§ **ÉNONCÉ**
Présentez toutes les lignes des entrées ci-dessous sous forme de liste numérotée, sans les lignes vides.

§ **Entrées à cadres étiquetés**
* * * * *

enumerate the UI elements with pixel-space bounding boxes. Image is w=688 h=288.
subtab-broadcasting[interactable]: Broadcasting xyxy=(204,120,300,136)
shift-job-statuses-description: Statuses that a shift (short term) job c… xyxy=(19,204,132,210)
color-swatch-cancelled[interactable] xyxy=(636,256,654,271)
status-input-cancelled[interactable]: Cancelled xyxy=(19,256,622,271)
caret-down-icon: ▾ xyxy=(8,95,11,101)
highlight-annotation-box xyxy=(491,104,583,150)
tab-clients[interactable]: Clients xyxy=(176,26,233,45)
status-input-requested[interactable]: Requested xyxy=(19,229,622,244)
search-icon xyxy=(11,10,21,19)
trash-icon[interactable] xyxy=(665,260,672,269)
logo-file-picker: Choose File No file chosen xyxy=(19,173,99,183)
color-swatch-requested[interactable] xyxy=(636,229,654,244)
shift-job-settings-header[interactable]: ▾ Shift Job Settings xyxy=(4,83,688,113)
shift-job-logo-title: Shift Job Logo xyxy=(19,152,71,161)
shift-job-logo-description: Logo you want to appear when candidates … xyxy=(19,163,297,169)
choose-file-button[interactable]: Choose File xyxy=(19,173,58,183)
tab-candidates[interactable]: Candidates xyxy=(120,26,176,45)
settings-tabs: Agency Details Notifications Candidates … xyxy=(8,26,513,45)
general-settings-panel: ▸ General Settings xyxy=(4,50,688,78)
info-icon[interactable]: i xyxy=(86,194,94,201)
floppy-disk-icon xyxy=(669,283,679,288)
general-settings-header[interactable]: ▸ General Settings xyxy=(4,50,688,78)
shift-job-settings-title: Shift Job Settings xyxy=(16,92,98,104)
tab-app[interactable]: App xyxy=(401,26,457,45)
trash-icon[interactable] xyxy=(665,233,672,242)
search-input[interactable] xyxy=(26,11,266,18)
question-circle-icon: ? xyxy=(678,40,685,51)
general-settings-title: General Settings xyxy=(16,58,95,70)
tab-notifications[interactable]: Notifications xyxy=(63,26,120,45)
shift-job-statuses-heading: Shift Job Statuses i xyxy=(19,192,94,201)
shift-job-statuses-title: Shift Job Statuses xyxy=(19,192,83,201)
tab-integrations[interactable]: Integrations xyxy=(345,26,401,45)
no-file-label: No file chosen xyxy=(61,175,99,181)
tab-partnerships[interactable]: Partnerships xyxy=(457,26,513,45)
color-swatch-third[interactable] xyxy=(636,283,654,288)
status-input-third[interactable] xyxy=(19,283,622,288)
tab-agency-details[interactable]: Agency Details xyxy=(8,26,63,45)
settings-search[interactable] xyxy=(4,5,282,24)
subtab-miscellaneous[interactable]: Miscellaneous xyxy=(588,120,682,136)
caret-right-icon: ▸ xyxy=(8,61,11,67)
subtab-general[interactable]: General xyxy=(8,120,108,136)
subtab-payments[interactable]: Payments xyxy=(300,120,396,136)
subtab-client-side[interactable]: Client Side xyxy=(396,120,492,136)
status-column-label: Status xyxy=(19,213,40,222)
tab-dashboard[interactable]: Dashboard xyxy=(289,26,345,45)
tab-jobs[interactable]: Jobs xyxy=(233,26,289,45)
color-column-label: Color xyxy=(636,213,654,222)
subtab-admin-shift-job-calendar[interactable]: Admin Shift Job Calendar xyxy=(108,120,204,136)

* * * * *

§ **RÉPONSE ATTENDUE**
1. enumerate the UI elements with pixel-space bounding boxes. Image is w=688 h=288.
2. subtab-broadcasting[interactable]: Broadcasting xyxy=(204,120,300,136)
3. shift-job-statuses-description: Statuses that a shift (short term) job c… xyxy=(19,204,132,210)
4. color-swatch-cancelled[interactable] xyxy=(636,256,654,271)
5. status-input-cancelled[interactable]: Cancelled xyxy=(19,256,622,271)
6. caret-down-icon: ▾ xyxy=(8,95,11,101)
7. highlight-annotation-box xyxy=(491,104,583,150)
8. tab-clients[interactable]: Clients xyxy=(176,26,233,45)
9. status-input-requested[interactable]: Requested xyxy=(19,229,622,244)
10. search-icon xyxy=(11,10,21,19)
11. trash-icon[interactable] xyxy=(665,260,672,269)
12. logo-file-picker: Choose File No file chosen xyxy=(19,173,99,183)
13. color-swatch-requested[interactable] xyxy=(636,229,654,244)
14. shift-job-settings-header[interactable]: ▾ Shift Job Settings xyxy=(4,83,688,113)
15. shift-job-logo-title: Shift Job Logo xyxy=(19,152,71,161)
16. shift-job-logo-description: Logo you want to appear when candidates … xyxy=(19,163,297,169)
17. choose-file-button[interactable]: Choose File xyxy=(19,173,58,183)
18. tab-candidates[interactable]: Candidates xyxy=(120,26,176,45)
19. settings-tabs: Agency Details Notifications Candidates … xyxy=(8,26,513,45)
20. general-settings-panel: ▸ General Settings xyxy=(4,50,688,78)
21. info-icon[interactable]: i xyxy=(86,194,94,201)
22. floppy-disk-icon xyxy=(669,283,679,288)
23. general-settings-header[interactable]: ▸ General Settings xyxy=(4,50,688,78)
24. shift-job-settings-title: Shift Job Settings xyxy=(16,92,98,104)
25. tab-app[interactable]: App xyxy=(401,26,457,45)
26. trash-icon[interactable] xyxy=(665,233,672,242)
27. search-input[interactable] xyxy=(26,11,266,18)
28. question-circle-icon: ? xyxy=(678,40,685,51)
29. general-settings-title: General Settings xyxy=(16,58,95,70)
30. tab-notifications[interactable]: Notifications xyxy=(63,26,120,45)
31. shift-job-statuses-heading: Shift Job Statuses i xyxy=(19,192,94,201)
32. shift-job-statuses-title: Shift Job Statuses xyxy=(19,192,83,201)
33. tab-integrations[interactable]: Integrations xyxy=(345,26,401,45)
34. no-file-label: No file chosen xyxy=(61,175,99,181)
35. tab-partnerships[interactable]: Partnerships xyxy=(457,26,513,45)
36. color-swatch-third[interactable] xyxy=(636,283,654,288)
37. status-input-third[interactable] xyxy=(19,283,622,288)
38. tab-agency-details[interactable]: Agency Details xyxy=(8,26,63,45)
39. settings-search[interactable] xyxy=(4,5,282,24)
40. subtab-miscellaneous[interactable]: Miscellaneous xyxy=(588,120,682,136)
41. caret-right-icon: ▸ xyxy=(8,61,11,67)
42. subtab-general[interactable]: General xyxy=(8,120,108,136)
43. subtab-payments[interactable]: Payments xyxy=(300,120,396,136)
44. subtab-client-side[interactable]: Client Side xyxy=(396,120,492,136)
45. status-column-label: Status xyxy=(19,213,40,222)
46. tab-dashboard[interactable]: Dashboard xyxy=(289,26,345,45)
47. tab-jobs[interactable]: Jobs xyxy=(233,26,289,45)
48. color-column-label: Color xyxy=(636,213,654,222)
49. subtab-admin-shift-job-calendar[interactable]: Admin Shift Job Calendar xyxy=(108,120,204,136)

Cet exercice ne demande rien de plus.